- **GIVEN DATA**:
<<<<

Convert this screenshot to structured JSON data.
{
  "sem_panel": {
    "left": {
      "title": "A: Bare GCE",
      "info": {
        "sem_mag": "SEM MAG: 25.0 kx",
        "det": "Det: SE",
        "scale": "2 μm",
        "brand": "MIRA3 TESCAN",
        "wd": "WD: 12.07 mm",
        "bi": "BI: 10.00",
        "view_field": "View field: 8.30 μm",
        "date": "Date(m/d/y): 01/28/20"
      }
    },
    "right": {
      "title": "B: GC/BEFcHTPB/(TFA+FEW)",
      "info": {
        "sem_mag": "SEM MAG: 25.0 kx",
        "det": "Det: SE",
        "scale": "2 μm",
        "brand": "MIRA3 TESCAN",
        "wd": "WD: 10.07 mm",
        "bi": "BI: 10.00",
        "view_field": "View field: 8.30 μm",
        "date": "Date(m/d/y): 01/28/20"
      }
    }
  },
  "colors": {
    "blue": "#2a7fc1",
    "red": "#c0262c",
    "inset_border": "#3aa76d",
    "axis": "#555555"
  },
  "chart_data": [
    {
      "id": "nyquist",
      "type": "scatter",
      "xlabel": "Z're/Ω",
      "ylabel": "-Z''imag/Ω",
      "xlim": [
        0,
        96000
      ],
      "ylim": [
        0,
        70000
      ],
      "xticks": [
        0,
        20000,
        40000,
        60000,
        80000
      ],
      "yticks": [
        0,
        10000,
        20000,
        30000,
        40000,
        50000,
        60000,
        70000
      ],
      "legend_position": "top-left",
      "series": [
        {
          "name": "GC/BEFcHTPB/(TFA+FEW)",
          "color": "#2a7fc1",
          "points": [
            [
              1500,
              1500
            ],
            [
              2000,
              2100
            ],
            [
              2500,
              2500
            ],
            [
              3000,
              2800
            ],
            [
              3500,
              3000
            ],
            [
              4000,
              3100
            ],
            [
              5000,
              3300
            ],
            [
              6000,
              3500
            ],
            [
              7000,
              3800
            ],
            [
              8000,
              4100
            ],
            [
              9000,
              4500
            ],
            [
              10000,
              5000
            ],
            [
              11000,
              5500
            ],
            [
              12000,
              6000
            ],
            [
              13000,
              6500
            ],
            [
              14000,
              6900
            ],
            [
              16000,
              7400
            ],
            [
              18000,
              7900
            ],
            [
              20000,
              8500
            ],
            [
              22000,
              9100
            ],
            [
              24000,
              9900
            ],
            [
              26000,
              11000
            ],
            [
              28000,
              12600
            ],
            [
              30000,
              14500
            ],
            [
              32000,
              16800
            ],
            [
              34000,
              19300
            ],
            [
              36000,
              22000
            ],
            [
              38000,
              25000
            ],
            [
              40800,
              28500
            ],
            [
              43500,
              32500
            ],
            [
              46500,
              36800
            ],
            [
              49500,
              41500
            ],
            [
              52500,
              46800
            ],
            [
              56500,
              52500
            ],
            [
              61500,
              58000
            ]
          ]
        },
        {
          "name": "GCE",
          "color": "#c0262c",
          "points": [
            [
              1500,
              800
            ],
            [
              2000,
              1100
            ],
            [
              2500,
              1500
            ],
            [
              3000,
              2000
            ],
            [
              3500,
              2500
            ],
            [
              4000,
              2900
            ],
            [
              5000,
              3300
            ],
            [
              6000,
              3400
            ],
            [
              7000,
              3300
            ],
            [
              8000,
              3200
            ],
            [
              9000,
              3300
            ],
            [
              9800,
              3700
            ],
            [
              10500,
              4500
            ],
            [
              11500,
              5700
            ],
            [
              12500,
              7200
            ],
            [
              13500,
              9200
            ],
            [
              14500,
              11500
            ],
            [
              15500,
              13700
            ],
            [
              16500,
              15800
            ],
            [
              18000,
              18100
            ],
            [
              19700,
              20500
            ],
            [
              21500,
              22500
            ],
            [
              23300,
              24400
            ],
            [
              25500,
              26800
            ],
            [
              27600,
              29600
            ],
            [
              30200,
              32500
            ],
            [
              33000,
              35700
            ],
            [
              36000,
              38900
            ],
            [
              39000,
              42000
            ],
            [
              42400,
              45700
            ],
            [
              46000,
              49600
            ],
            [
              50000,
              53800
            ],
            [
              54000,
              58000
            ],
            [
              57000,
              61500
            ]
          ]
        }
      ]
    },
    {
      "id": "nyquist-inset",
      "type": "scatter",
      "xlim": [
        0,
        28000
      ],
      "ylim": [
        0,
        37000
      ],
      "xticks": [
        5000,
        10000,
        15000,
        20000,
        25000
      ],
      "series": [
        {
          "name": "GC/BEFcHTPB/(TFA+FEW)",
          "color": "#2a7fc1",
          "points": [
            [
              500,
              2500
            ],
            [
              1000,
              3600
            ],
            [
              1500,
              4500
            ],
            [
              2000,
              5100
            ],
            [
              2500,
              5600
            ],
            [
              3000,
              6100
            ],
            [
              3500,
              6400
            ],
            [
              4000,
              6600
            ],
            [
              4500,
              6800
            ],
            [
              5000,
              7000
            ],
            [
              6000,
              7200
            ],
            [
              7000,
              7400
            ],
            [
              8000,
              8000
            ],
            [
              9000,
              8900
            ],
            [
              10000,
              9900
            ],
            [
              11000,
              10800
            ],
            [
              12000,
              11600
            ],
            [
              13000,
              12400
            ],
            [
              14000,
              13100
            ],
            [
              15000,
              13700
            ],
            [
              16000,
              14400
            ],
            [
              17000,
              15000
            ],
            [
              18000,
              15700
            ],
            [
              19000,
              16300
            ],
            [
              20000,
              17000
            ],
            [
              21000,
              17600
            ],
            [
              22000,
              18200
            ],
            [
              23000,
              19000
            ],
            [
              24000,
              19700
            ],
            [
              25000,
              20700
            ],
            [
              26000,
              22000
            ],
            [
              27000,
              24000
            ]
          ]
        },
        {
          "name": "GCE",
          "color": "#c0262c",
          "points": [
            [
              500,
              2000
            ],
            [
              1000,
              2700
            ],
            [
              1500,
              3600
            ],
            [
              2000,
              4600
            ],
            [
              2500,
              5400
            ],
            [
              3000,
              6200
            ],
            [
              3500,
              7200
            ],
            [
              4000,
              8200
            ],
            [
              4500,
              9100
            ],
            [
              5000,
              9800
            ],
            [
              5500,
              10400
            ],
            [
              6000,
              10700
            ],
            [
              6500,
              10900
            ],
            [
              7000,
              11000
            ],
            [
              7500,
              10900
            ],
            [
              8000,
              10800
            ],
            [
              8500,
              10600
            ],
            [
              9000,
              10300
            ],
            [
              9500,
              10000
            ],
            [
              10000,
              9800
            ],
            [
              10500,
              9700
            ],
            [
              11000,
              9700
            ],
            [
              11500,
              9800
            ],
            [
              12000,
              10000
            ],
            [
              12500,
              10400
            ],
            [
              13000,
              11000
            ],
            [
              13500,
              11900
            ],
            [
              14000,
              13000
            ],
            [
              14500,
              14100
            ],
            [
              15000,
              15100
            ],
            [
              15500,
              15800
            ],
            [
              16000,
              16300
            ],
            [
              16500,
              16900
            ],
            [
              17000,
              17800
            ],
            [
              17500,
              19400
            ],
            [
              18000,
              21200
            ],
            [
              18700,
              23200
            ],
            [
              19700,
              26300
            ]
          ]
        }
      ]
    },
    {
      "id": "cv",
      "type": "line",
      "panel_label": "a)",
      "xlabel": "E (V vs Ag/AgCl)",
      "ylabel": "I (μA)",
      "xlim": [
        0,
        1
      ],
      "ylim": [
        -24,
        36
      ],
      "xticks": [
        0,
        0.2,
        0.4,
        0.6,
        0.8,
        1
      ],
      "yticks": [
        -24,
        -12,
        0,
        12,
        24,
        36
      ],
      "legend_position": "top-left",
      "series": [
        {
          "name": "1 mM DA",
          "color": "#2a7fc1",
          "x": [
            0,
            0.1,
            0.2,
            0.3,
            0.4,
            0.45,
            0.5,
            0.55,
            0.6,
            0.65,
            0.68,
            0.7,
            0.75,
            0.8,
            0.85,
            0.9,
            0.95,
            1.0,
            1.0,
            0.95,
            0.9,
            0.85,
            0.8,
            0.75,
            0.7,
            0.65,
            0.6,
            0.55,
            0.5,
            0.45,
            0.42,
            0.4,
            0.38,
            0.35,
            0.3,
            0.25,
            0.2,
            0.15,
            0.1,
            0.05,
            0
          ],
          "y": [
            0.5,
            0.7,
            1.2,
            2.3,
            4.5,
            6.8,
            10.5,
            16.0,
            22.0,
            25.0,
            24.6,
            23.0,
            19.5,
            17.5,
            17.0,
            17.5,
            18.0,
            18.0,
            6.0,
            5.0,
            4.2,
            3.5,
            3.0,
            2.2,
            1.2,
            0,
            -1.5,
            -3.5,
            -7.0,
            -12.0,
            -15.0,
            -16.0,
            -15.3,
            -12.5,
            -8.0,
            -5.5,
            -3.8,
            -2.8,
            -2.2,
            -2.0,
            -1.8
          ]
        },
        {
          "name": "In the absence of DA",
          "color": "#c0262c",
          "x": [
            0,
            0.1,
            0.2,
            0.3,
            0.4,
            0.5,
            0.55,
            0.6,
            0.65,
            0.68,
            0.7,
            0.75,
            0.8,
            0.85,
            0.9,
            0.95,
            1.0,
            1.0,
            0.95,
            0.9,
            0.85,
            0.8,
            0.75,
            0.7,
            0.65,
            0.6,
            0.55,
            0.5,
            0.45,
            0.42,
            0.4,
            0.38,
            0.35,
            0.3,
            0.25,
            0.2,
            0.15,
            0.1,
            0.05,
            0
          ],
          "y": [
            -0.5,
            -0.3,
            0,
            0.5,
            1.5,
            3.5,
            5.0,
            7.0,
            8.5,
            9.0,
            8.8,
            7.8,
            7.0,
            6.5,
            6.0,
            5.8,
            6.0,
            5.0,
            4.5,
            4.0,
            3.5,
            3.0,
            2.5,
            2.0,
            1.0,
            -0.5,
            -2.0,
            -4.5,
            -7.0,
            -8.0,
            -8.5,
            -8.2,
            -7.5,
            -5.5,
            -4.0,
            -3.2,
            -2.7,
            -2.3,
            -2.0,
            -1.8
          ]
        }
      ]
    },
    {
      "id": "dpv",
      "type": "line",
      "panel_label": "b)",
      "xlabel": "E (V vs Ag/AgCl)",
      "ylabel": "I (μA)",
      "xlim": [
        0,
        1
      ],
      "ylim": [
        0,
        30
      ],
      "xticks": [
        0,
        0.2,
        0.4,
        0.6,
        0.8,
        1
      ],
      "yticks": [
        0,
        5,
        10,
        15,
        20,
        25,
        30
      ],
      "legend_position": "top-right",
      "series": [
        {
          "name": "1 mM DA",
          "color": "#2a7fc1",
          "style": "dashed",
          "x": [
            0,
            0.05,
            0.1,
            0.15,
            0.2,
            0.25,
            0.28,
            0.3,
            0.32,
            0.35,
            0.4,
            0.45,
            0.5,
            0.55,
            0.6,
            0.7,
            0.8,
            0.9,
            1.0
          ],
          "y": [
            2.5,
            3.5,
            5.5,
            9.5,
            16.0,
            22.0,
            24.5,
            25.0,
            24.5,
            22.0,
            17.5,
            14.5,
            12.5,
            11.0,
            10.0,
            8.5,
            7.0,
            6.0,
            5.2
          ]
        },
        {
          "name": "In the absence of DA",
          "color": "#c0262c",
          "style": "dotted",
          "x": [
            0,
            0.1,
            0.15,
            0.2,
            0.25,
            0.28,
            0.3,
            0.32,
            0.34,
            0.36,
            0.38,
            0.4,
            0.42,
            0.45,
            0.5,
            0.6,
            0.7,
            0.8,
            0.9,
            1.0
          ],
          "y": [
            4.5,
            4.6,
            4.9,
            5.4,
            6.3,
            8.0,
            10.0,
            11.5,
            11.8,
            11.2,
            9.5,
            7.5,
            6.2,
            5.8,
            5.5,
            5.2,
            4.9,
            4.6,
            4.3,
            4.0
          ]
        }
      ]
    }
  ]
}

>>>>

- **WHAT THE TASK ASKS**: Which lines above hold the word "title"? Copy each of them.

- **EXERCISE SOLUTION**:
      "title": "A: Bare GCE",
      "title": "B: GC/BEFcHTPB/(TFA+FEW)",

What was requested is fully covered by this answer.